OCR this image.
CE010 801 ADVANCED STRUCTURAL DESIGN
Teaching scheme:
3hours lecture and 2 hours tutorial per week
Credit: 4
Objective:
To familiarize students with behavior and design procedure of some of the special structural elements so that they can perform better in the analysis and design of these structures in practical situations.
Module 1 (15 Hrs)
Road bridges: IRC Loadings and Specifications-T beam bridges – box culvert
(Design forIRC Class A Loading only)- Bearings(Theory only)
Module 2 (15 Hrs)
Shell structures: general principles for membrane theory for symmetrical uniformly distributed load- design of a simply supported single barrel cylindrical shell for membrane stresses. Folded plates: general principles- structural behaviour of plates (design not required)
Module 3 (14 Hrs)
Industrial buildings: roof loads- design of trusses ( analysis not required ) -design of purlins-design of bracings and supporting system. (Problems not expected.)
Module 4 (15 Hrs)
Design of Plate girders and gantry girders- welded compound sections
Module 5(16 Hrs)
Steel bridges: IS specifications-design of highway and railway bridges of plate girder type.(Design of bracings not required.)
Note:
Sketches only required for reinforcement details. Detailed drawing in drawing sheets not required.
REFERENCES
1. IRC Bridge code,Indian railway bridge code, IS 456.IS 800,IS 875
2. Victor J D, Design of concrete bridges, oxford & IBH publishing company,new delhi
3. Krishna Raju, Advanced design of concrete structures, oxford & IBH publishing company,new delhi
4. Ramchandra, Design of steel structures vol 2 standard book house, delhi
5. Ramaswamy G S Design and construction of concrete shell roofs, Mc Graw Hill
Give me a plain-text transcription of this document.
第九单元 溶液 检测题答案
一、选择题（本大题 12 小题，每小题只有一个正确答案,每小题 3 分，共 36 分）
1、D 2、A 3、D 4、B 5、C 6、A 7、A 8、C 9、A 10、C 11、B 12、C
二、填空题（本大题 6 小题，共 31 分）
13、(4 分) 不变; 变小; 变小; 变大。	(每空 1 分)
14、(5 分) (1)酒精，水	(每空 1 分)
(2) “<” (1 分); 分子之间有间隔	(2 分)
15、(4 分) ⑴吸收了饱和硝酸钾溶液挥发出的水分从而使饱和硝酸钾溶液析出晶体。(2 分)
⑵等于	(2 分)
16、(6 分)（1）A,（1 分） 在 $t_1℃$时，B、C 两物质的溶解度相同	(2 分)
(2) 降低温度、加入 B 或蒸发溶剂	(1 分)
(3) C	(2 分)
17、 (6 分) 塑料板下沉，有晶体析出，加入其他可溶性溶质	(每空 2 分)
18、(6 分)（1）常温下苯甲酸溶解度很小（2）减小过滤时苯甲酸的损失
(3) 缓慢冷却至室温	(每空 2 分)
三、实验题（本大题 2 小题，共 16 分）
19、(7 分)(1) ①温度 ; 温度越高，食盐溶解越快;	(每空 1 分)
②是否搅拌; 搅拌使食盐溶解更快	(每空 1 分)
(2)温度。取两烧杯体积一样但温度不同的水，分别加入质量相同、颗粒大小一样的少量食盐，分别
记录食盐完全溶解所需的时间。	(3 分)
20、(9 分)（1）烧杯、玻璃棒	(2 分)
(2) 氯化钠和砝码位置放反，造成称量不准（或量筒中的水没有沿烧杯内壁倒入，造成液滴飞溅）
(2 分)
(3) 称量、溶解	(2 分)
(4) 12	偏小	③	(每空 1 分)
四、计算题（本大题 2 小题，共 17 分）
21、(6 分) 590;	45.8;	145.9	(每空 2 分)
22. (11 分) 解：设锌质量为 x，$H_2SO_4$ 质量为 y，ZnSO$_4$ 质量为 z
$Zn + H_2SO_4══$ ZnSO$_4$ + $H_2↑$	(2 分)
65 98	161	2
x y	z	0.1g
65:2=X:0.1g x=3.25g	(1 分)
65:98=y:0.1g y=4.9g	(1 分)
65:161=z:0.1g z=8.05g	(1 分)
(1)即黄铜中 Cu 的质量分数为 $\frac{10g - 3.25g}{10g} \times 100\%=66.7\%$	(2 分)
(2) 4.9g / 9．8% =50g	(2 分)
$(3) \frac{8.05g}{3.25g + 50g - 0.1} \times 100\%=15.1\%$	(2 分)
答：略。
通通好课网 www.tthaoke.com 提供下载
---------------
▶ [WHAT YOU SHOULD DO]: Copy out each line exactly as written.

▶ [THE RESULT]:
OCR this image.
CE010 801 ADVANCED STRUCTURAL DESIGN
Teaching scheme:
3hours lecture and 2 hours tutorial per week
Credit: 4
Objective:
To familiarize students with behavior and design procedure of some of the special structural elements so that they can perform better in the analysis and design of these structures in practical situations.
Module 1 (15 Hrs)
Road bridges: IRC Loadings and Specifications-T beam bridges – box culvert
(Design forIRC Class A Loading only)- Bearings(Theory only)
Module 2 (15 Hrs)
Shell structures: general principles for membrane theory for symmetrical uniformly distributed load- design of a simply supported single barrel cylindrical shell for membrane stresses. Folded plates: general principles- structural behaviour of plates (design not required)
Module 3 (14 Hrs)
Industrial buildings: roof loads- design of trusses ( analysis not required ) -design of purlins-design of bracings and supporting system. (Problems not expected.)
Module 4 (15 Hrs)
Design of Plate girders and gantry girders- welded compound sections
Module 5(16 Hrs)
Steel bridges: IS specifications-design of highway and railway bridges of plate girder type.(Design of bracings not required.)
Note:
Sketches only required for reinforcement details. Detailed drawing in drawing sheets not required.
REFERENCES
1. IRC Bridge code,Indian railway bridge code, IS 456.IS 800,IS 875
2. Victor J D, Design of concrete bridges, oxford & IBH publishing company,new delhi
3. Krishna Raju, Advanced design of concrete structures, oxford & IBH publishing company,new delhi
4. Ramchandra, Design of steel structures vol 2 standard book house, delhi
5. Ramaswamy G S Design and construction of concrete shell roofs, Mc Graw Hill
Give me a plain-text transcription of this document.
第九单元 溶液 检测题答案
一、选择题（本大题 12 小题，每小题只有一个正确答案,每小题 3 分，共 36 分）
1、D 2、A 3、D 4、B 5、C 6、A 7、A 8、C 9、A 10、C 11、B 12、C
二、填空题（本大题 6 小题，共 31 分）
13、(4 分) 不变; 变小; 变小; 变大。	(每空 1 分)
14、(5 分) (1)酒精，水	(每空 1 分)
(2) “<” (1 分); 分子之间有间隔	(2 分)
15、(4 分) ⑴吸收了饱和硝酸钾溶液挥发出的水分从而使饱和硝酸钾溶液析出晶体。(2 分)
⑵等于	(2 分)
16、(6 分)（1）A,（1 分） 在 $t_1℃$时，B、C 两物质的溶解度相同	(2 分)
(2) 降低温度、加入 B 或蒸发溶剂	(1 分)
(3) C	(2 分)
17、 (6 分) 塑料板下沉，有晶体析出，加入其他可溶性溶质	(每空 2 分)
18、(6 分)（1）常温下苯甲酸溶解度很小（2）减小过滤时苯甲酸的损失
(3) 缓慢冷却至室温	(每空 2 分)
三、实验题（本大题 2 小题，共 16 分）
19、(7 分)(1) ①温度 ; 温度越高，食盐溶解越快;	(每空 1 分)
②是否搅拌; 搅拌使食盐溶解更快	(每空 1 分)
(2)温度。取两烧杯体积一样但温度不同的水，分别加入质量相同、颗粒大小一样的少量食盐，分别
记录食盐完全溶解所需的时间。	(3 分)
20、(9 分)（1）烧杯、玻璃棒	(2 分)
(2) 氯化钠和砝码位置放反，造成称量不准（或量筒中的水没有沿烧杯内壁倒入，造成液滴飞溅）
(2 分)
(3) 称量、溶解	(2 分)
(4) 12	偏小	③	(每空 1 分)
四、计算题（本大题 2 小题，共 17 分）
21、(6 分) 590;	45.8;	145.9	(每空 2 分)
22. (11 分) 解：设锌质量为 x，$H_2SO_4$ 质量为 y，ZnSO$_4$ 质量为 z
$Zn + H_2SO_4══$ ZnSO$_4$ + $H_2↑$	(2 分)
65 98	161	2
x y	z	0.1g
65:2=X:0.1g x=3.25g	(1 分)
65:98=y:0.1g y=4.9g	(1 分)
65:161=z:0.1g z=8.05g	(1 分)
(1)即黄铜中 Cu 的质量分数为 $\frac{10g - 3.25g}{10g} \times 100\%=66.7\%$	(2 分)
(2) 4.9g / 9．8% =50g	(2 分)
$(3) \frac{8.05g}{3.25g + 50g - 0.1} \times 100\%=15.1\%$	(2 分)
答：略。
通通好课网 www.tthaoke.com 提供下载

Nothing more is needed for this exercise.